-- begin Data for this exercise --

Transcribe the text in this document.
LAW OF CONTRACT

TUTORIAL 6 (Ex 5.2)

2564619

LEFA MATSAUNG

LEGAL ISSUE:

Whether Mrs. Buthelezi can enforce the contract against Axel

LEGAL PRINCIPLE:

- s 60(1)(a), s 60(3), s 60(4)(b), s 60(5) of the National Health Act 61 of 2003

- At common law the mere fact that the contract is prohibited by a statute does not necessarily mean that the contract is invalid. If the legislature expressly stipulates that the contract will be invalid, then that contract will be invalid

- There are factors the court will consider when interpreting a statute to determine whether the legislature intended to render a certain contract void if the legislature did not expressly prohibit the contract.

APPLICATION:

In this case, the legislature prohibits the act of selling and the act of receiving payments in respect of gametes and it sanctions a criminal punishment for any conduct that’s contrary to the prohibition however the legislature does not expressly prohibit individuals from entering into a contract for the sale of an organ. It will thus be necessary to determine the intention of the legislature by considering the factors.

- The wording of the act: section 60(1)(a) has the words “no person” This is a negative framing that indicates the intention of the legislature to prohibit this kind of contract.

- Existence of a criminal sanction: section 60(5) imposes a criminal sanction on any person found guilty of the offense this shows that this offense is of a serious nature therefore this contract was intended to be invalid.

-- end Data for this exercise --
-- begin Data for this exercise --

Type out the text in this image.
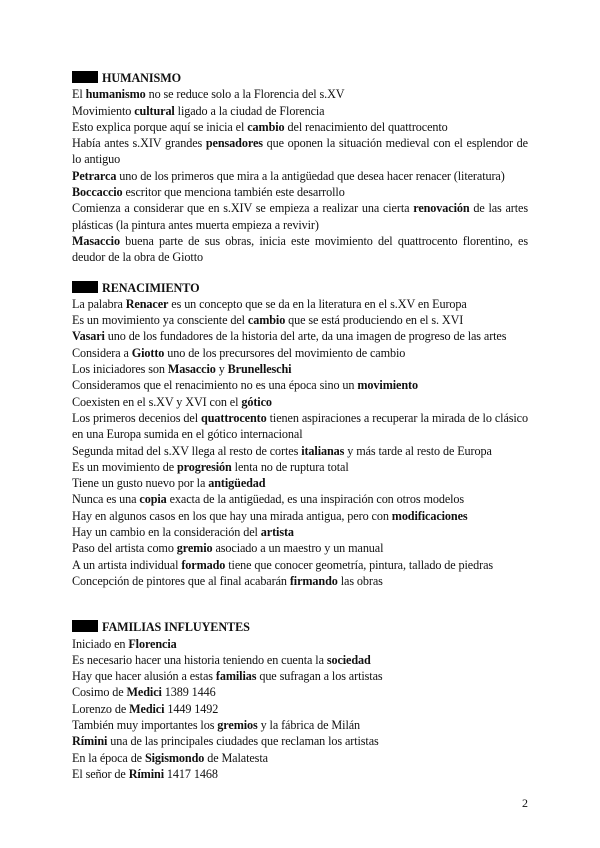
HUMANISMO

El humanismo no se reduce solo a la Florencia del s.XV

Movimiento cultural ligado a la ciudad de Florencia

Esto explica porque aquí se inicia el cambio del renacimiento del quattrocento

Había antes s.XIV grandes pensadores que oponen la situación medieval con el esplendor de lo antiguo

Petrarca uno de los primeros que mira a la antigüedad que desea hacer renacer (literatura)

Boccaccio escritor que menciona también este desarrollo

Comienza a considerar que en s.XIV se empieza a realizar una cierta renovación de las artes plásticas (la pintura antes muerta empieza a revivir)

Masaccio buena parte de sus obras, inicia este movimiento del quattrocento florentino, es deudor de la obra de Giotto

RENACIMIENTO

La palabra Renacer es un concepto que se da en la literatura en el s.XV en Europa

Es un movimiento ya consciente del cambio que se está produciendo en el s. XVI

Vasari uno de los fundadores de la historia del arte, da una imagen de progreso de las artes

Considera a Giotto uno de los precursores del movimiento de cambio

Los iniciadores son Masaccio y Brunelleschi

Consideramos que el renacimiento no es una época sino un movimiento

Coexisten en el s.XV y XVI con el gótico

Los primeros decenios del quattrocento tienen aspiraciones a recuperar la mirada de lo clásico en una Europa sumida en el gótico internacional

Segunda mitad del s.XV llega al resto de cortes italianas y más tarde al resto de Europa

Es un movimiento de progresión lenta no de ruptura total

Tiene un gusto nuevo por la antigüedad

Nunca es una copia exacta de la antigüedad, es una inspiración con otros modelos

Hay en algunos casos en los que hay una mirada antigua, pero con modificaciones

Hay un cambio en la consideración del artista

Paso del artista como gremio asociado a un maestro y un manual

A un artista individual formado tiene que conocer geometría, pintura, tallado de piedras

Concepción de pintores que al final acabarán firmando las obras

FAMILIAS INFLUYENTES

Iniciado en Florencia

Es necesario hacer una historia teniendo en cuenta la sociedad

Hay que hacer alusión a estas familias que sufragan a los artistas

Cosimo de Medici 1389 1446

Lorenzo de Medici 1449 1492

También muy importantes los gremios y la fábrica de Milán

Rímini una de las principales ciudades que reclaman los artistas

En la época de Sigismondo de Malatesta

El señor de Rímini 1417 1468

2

-- end Data for this exercise --

Work to be completed:
Looking at the material above, count the lines that hold "este" and give the total alone.

Output of the exercise:
2